Input data =
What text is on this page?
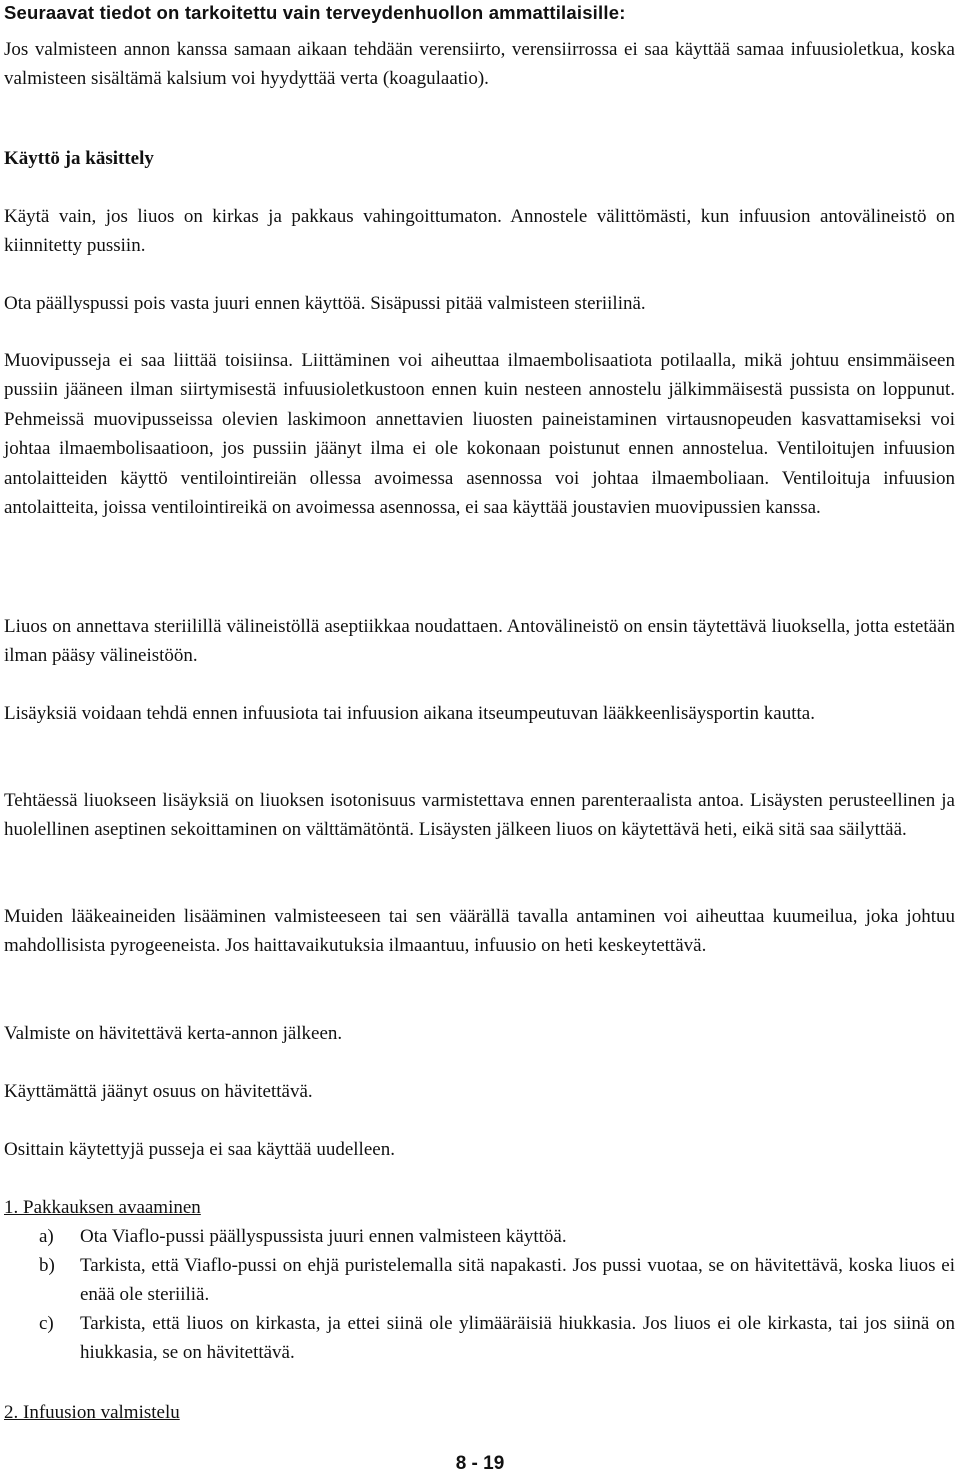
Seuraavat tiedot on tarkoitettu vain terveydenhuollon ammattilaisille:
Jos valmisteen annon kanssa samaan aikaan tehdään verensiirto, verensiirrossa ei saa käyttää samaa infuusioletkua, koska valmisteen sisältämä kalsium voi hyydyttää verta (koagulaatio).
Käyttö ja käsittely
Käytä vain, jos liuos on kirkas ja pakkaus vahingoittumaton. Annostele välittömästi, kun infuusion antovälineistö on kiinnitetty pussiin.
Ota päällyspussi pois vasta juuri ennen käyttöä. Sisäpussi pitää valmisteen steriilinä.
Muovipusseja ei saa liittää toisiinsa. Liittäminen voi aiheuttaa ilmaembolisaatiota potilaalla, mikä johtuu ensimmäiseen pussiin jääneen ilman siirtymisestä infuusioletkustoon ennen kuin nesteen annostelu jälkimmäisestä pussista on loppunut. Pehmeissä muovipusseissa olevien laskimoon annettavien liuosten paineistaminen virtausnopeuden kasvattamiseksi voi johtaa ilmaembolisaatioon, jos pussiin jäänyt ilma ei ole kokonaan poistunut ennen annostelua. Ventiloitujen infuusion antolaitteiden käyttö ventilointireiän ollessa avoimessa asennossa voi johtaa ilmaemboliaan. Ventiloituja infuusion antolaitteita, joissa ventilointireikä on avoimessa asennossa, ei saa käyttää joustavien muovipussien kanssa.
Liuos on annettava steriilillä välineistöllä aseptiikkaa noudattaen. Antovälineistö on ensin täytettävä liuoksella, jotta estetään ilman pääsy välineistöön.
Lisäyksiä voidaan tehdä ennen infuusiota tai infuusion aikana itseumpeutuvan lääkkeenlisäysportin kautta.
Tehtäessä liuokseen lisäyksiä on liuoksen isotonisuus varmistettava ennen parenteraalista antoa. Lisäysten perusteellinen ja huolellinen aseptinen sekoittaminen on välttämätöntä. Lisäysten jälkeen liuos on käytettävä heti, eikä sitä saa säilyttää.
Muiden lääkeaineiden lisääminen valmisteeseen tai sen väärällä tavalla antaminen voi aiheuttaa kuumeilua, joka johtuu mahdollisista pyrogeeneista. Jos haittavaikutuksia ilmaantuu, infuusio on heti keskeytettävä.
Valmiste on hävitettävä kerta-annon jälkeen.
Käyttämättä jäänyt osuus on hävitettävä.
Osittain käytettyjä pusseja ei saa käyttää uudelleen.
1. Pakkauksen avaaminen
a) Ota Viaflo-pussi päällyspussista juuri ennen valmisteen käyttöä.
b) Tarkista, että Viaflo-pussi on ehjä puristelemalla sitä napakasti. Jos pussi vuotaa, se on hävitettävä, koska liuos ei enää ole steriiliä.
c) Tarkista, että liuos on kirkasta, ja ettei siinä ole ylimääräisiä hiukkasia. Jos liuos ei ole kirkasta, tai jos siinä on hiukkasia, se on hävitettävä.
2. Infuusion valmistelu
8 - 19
* * *
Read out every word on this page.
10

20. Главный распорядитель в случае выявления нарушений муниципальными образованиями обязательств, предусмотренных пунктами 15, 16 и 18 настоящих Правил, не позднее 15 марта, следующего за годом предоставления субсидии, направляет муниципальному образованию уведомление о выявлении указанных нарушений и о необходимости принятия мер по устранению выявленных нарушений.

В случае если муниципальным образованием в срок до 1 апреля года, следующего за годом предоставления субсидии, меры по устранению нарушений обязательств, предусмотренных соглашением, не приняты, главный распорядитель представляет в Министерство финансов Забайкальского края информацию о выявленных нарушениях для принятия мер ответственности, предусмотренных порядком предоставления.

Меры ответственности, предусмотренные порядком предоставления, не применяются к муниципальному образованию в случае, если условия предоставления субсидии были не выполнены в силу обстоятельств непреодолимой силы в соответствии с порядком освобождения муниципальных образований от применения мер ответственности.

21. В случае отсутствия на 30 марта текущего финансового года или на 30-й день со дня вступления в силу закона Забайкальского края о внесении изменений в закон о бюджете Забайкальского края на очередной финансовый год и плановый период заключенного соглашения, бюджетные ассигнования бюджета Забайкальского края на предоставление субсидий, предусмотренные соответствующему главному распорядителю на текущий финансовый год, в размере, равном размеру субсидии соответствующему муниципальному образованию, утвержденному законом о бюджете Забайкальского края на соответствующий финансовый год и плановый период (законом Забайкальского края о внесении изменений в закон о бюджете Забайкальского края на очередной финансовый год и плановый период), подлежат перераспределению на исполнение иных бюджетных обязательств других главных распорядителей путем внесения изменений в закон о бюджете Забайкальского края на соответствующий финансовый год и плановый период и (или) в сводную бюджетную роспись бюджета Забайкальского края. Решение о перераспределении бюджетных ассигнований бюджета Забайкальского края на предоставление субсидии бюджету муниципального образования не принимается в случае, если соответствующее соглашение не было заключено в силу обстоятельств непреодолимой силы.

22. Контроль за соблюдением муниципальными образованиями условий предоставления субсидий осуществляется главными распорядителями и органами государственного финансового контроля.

Stated exercise =
Say, as a bare number, how many lines in the entries above include the string "koska".

Full answer =
2